Layout coordinate data:
# # # #

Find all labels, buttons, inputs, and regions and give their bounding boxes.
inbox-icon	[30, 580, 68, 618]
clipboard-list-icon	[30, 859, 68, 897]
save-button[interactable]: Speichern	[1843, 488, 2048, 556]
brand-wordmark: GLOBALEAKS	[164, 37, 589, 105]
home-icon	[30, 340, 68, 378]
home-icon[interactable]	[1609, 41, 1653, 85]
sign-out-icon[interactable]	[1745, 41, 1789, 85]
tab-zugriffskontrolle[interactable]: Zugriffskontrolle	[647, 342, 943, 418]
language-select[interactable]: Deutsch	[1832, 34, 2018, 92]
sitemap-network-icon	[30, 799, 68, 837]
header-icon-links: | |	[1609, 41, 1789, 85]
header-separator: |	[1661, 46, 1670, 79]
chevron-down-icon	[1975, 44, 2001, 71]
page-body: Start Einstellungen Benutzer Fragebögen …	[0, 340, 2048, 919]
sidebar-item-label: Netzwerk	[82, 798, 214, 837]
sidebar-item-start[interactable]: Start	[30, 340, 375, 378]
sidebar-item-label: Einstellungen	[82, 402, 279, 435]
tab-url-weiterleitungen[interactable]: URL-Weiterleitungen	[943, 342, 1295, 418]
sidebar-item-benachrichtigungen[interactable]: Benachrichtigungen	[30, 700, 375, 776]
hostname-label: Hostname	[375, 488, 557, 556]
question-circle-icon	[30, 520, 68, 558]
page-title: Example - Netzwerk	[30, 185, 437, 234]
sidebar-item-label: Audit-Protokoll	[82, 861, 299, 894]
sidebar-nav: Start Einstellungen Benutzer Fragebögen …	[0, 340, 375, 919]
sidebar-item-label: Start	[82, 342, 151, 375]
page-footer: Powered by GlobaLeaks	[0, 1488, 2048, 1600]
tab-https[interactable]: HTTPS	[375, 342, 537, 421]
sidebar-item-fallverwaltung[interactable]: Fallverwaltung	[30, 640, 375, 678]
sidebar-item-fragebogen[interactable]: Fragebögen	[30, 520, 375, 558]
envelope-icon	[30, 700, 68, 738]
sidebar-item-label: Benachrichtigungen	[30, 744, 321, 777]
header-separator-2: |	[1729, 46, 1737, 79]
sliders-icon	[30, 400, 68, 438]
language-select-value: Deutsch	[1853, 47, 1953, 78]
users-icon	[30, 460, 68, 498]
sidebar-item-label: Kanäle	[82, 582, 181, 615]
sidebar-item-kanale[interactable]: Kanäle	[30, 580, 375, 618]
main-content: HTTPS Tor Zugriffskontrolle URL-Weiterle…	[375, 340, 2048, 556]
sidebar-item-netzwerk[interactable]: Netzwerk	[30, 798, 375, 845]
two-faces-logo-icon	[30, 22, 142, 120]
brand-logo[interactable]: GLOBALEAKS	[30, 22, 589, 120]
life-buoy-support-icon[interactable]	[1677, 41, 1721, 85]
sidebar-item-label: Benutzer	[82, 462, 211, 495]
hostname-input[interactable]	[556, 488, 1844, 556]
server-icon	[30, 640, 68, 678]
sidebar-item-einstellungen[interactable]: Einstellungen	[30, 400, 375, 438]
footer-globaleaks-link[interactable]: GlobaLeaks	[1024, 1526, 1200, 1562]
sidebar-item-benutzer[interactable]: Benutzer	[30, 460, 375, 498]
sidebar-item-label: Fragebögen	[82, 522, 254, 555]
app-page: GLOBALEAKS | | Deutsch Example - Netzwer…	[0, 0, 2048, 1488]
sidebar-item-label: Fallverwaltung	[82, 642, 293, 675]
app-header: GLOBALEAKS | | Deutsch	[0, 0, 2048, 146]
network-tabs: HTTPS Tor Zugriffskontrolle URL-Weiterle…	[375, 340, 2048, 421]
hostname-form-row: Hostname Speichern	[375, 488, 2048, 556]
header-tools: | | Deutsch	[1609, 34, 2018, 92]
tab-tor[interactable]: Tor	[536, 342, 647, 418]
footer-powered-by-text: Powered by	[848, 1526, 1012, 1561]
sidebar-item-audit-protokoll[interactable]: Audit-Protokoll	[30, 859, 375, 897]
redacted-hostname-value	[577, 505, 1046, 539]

# # # #

* The request *
Format every line of the data above as a numbered list, leaving out any blank lines.

* Response to this task *
1. Find all labels, buttons, inputs, and regions and give their bounding boxes.
2. inbox-icon	[30, 580, 68, 618]
3. clipboard-list-icon	[30, 859, 68, 897]
4. save-button[interactable]: Speichern	[1843, 488, 2048, 556]
5. brand-wordmark: GLOBALEAKS	[164, 37, 589, 105]
6. home-icon	[30, 340, 68, 378]
7. home-icon[interactable]	[1609, 41, 1653, 85]
8. sign-out-icon[interactable]	[1745, 41, 1789, 85]
9. tab-zugriffskontrolle[interactable]: Zugriffskontrolle	[647, 342, 943, 418]
10. language-select[interactable]: Deutsch	[1832, 34, 2018, 92]
11. sitemap-network-icon	[30, 799, 68, 837]
12. header-icon-links: | |	[1609, 41, 1789, 85]
13. header-separator: |	[1661, 46, 1670, 79]
14. chevron-down-icon	[1975, 44, 2001, 71]
15. page-body: Start Einstellungen Benutzer Fragebögen …	[0, 340, 2048, 919]
16. sidebar-item-label: Netzwerk	[82, 798, 214, 837]
17. sidebar-item-start[interactable]: Start	[30, 340, 375, 378]
18. sidebar-item-label: Einstellungen	[82, 402, 279, 435]
19. tab-url-weiterleitungen[interactable]: URL-Weiterleitungen	[943, 342, 1295, 418]
20. sidebar-item-benachrichtigungen[interactable]: Benachrichtigungen	[30, 700, 375, 776]
21. hostname-label: Hostname	[375, 488, 557, 556]
22. question-circle-icon	[30, 520, 68, 558]
23. page-title: Example - Netzwerk	[30, 185, 437, 234]
24. sidebar-item-label: Audit-Protokoll	[82, 861, 299, 894]
25. sidebar-nav: Start Einstellungen Benutzer Fragebögen …	[0, 340, 375, 919]
26. sidebar-item-label: Start	[82, 342, 151, 375]
27. page-footer: Powered by GlobaLeaks	[0, 1488, 2048, 1600]
28. tab-https[interactable]: HTTPS	[375, 342, 537, 421]
29. sidebar-item-fallverwaltung[interactable]: Fallverwaltung	[30, 640, 375, 678]
30. sidebar-item-fragebogen[interactable]: Fragebögen	[30, 520, 375, 558]
31. envelope-icon	[30, 700, 68, 738]
32. sidebar-item-label: Benachrichtigungen	[30, 744, 321, 777]
33. header-separator-2: |	[1729, 46, 1737, 79]
34. sliders-icon	[30, 400, 68, 438]
35. language-select-value: Deutsch	[1853, 47, 1953, 78]
36. users-icon	[30, 460, 68, 498]
37. sidebar-item-label: Kanäle	[82, 582, 181, 615]
38. sidebar-item-kanale[interactable]: Kanäle	[30, 580, 375, 618]
39. main-content: HTTPS Tor Zugriffskontrolle URL-Weiterle…	[375, 340, 2048, 556]
40. sidebar-item-netzwerk[interactable]: Netzwerk	[30, 798, 375, 845]
41. two-faces-logo-icon	[30, 22, 142, 120]
42. brand-logo[interactable]: GLOBALEAKS	[30, 22, 589, 120]
43. life-buoy-support-icon[interactable]	[1677, 41, 1721, 85]
44. sidebar-item-label: Benutzer	[82, 462, 211, 495]
45. hostname-input[interactable]	[556, 488, 1844, 556]
46. server-icon	[30, 640, 68, 678]
47. sidebar-item-einstellungen[interactable]: Einstellungen	[30, 400, 375, 438]
48. footer-globaleaks-link[interactable]: GlobaLeaks	[1024, 1526, 1200, 1562]
49. sidebar-item-benutzer[interactable]: Benutzer	[30, 460, 375, 498]
50. sidebar-item-label: Fragebögen	[82, 522, 254, 555]
51. app-page: GLOBALEAKS | | Deutsch Example - Netzwer…	[0, 0, 2048, 1488]
52. sidebar-item-label: Fallverwaltung	[82, 642, 293, 675]
53. app-header: GLOBALEAKS | | Deutsch	[0, 0, 2048, 146]
54. network-tabs: HTTPS Tor Zugriffskontrolle URL-Weiterle…	[375, 340, 2048, 421]
55. hostname-form-row: Hostname Speichern	[375, 488, 2048, 556]
56. header-tools: | | Deutsch	[1609, 34, 2018, 92]
57. tab-tor[interactable]: Tor	[536, 342, 647, 418]
58. footer-powered-by-text: Powered by	[848, 1526, 1012, 1561]
59. sidebar-item-audit-protokoll[interactable]: Audit-Protokoll	[30, 859, 375, 897]
60. redacted-hostname-value	[577, 505, 1046, 539]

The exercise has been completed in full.